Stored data

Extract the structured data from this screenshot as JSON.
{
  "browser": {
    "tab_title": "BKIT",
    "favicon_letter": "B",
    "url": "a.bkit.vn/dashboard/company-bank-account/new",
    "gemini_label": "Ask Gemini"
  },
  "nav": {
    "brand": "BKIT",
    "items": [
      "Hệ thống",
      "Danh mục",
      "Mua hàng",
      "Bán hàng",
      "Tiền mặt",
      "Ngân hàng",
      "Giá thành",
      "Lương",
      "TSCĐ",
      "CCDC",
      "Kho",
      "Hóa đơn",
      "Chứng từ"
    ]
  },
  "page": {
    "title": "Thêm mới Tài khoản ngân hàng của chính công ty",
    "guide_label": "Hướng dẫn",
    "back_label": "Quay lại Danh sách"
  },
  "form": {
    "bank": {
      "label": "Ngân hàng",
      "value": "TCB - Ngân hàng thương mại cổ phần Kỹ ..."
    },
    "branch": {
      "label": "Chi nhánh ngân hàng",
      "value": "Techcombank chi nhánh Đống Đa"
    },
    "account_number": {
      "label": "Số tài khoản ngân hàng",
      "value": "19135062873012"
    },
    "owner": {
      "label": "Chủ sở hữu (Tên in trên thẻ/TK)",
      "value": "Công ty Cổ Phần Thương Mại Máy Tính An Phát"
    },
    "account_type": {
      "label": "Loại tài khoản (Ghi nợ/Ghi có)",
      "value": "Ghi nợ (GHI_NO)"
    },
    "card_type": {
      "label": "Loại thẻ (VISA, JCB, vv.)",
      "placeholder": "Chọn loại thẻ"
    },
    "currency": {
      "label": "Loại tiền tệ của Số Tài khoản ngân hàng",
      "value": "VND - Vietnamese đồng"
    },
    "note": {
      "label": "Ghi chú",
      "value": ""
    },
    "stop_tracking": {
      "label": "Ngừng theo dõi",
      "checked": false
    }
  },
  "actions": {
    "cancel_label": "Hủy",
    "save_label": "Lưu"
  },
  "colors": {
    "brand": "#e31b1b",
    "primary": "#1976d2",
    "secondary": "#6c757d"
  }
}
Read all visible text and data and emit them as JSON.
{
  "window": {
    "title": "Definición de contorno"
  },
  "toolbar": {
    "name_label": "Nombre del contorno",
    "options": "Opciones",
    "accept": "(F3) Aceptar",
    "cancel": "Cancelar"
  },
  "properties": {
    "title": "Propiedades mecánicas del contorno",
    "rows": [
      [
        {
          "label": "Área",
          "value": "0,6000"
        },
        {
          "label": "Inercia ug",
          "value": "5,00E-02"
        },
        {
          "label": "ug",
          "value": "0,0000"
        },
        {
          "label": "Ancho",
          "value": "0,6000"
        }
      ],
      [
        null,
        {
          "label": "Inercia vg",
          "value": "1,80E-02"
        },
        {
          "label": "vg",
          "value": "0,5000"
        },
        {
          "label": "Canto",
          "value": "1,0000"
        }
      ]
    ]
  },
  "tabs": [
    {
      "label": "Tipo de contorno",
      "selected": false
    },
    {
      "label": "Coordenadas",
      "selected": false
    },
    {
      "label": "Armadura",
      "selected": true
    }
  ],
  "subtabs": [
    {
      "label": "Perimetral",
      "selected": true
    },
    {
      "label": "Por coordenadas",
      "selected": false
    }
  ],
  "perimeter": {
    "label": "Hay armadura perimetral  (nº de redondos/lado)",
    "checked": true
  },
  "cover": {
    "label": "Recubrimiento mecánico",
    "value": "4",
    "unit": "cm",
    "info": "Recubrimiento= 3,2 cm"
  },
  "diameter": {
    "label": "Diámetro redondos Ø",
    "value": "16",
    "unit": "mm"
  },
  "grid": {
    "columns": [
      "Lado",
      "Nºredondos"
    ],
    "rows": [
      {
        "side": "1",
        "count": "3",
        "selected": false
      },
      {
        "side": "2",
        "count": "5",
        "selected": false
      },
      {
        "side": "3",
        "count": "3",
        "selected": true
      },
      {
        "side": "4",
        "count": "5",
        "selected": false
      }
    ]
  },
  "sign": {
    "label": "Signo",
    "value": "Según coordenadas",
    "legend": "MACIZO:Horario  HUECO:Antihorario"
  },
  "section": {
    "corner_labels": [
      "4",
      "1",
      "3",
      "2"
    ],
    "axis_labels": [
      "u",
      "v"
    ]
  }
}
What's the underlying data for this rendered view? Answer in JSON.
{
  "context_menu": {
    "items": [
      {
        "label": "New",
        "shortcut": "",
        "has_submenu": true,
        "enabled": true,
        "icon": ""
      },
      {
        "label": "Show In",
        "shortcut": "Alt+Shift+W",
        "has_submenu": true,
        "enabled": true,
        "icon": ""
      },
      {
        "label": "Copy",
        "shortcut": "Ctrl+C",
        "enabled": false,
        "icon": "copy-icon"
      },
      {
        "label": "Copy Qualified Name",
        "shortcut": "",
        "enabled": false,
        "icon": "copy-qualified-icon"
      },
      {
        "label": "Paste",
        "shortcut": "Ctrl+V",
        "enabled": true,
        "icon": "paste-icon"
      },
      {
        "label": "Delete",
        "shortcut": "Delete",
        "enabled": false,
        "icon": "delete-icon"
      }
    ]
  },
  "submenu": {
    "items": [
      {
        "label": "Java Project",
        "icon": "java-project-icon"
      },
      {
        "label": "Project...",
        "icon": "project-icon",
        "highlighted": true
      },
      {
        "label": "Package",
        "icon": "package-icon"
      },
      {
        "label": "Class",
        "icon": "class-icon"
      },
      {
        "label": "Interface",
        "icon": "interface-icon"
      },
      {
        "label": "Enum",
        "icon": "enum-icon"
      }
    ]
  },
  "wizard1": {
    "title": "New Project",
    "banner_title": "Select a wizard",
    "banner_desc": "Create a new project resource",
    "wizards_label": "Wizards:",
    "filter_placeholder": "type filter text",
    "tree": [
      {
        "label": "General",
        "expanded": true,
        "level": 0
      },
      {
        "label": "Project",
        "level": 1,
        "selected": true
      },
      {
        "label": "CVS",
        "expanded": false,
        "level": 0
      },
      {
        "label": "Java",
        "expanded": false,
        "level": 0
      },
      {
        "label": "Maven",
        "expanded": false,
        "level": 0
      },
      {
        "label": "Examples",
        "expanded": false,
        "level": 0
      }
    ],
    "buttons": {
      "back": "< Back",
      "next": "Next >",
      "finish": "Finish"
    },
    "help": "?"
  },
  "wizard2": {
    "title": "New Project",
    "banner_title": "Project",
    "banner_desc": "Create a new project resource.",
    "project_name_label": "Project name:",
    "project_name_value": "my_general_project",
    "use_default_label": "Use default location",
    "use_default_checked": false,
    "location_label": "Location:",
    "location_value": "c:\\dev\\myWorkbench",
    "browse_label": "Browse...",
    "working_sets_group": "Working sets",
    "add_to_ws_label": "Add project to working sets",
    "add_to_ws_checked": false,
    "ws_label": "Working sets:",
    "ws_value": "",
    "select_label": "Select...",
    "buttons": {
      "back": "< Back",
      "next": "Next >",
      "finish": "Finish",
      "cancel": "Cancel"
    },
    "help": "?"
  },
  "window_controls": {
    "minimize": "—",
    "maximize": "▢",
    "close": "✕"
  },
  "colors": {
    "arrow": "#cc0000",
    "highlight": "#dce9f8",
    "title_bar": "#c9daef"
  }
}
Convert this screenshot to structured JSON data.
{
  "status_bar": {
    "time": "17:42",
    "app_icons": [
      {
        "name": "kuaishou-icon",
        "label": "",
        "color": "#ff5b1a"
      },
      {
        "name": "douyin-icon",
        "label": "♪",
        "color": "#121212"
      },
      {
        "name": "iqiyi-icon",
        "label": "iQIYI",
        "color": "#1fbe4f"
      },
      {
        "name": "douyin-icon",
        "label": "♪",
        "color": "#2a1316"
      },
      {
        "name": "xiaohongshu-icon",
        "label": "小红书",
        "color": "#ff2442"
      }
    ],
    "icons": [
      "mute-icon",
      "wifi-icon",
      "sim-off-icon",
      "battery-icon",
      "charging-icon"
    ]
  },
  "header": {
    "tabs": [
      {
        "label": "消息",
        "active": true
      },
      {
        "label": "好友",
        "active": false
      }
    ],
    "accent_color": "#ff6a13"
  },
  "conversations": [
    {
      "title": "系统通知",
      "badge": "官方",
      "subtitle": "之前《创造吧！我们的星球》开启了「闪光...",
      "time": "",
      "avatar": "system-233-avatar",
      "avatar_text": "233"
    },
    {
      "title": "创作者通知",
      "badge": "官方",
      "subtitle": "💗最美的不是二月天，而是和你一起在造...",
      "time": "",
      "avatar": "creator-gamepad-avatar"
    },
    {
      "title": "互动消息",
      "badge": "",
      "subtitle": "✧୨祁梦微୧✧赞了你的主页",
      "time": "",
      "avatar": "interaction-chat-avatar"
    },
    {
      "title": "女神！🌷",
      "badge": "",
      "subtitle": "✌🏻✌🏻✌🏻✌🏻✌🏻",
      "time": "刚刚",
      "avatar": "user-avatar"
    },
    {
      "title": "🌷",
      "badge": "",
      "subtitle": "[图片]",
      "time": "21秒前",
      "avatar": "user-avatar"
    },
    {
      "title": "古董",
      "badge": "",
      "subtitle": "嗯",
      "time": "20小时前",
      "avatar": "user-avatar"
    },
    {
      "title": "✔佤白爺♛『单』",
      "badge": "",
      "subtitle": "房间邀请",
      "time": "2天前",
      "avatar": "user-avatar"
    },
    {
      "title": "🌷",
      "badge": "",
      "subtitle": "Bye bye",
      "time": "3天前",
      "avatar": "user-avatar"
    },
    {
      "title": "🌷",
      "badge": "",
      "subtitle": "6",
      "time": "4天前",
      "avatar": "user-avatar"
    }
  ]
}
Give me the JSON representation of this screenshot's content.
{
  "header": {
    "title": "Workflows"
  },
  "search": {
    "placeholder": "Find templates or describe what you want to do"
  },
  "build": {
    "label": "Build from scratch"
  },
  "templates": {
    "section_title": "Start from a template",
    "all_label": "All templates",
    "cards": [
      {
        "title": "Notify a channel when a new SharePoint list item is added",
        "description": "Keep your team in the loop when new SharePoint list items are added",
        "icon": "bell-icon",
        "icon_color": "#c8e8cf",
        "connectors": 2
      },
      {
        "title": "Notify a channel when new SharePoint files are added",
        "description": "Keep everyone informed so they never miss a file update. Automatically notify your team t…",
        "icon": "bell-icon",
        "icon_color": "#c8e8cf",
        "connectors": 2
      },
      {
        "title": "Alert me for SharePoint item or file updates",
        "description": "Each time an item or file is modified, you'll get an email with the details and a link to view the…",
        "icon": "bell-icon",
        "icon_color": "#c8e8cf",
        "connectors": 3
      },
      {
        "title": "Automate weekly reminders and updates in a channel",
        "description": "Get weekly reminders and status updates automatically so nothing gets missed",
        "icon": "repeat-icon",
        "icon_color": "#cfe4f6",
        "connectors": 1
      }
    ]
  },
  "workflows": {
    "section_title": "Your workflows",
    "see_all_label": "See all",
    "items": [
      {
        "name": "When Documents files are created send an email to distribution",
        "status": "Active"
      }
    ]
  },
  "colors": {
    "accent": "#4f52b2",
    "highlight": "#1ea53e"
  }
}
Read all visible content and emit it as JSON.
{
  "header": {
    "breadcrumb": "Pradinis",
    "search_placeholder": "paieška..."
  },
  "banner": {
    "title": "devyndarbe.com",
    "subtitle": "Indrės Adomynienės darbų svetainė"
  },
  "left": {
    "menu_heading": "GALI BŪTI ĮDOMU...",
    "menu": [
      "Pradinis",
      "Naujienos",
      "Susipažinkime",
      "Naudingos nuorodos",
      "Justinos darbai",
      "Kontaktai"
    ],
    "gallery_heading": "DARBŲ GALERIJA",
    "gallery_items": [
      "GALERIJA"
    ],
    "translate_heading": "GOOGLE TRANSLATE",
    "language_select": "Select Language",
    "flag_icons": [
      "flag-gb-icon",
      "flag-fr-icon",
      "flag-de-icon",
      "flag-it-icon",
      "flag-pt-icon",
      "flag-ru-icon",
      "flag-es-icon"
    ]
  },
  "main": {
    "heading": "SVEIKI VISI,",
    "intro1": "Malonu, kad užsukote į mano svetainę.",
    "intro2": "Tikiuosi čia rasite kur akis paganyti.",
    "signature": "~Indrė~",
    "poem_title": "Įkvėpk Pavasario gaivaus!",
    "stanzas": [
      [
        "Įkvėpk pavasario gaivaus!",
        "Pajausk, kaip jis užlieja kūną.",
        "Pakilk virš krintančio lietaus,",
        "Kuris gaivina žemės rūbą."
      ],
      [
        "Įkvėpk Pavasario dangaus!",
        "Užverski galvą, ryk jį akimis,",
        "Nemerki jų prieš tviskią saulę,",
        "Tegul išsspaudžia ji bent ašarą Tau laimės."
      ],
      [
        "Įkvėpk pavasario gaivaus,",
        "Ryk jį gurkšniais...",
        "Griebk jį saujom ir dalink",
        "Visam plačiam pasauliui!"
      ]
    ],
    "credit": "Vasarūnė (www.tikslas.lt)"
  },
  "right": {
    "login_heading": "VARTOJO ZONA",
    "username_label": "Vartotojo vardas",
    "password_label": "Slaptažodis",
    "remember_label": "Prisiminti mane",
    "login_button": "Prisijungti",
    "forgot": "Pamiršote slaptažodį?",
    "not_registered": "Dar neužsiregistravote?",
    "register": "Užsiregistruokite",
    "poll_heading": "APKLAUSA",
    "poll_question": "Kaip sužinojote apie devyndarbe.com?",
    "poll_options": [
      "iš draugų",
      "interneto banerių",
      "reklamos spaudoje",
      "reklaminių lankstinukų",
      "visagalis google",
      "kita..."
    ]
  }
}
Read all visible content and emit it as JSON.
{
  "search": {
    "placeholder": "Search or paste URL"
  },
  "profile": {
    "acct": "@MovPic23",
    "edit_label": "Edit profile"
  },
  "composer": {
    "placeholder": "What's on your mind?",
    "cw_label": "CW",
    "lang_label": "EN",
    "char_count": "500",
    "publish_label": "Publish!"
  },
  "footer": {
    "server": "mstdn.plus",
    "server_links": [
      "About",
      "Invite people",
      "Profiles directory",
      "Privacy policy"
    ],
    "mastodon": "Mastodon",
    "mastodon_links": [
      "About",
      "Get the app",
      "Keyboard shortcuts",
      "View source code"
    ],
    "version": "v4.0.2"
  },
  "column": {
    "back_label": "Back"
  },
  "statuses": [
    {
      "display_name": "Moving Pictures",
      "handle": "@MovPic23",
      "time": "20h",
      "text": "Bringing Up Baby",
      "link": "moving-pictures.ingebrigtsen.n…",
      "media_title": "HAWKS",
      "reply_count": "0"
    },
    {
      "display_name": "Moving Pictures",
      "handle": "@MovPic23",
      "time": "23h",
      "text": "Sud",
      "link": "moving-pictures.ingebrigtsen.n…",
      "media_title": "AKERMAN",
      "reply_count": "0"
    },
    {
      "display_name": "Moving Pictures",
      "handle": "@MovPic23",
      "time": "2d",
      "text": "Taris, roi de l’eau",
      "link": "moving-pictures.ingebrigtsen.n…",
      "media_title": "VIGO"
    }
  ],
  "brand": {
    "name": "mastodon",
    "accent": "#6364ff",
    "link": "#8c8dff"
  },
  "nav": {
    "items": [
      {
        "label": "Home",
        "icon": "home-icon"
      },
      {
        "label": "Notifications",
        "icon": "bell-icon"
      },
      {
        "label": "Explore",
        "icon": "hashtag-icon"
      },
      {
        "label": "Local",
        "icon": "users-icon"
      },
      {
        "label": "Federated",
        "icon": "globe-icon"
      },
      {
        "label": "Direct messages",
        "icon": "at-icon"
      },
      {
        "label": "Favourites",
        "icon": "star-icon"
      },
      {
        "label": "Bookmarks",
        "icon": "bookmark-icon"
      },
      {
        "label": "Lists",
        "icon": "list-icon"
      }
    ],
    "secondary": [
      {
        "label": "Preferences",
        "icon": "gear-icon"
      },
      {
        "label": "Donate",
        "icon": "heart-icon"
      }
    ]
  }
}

Aim of the task.
Filter the listing above by the word "added"; copy each line that passes.

Expected answer.
        "title": "Notify a channel when a new SharePoint list item is added",
        "description": "Keep your team in the loop when new SharePoint list items are added",
        "title": "Notify a channel when new SharePoint files are added",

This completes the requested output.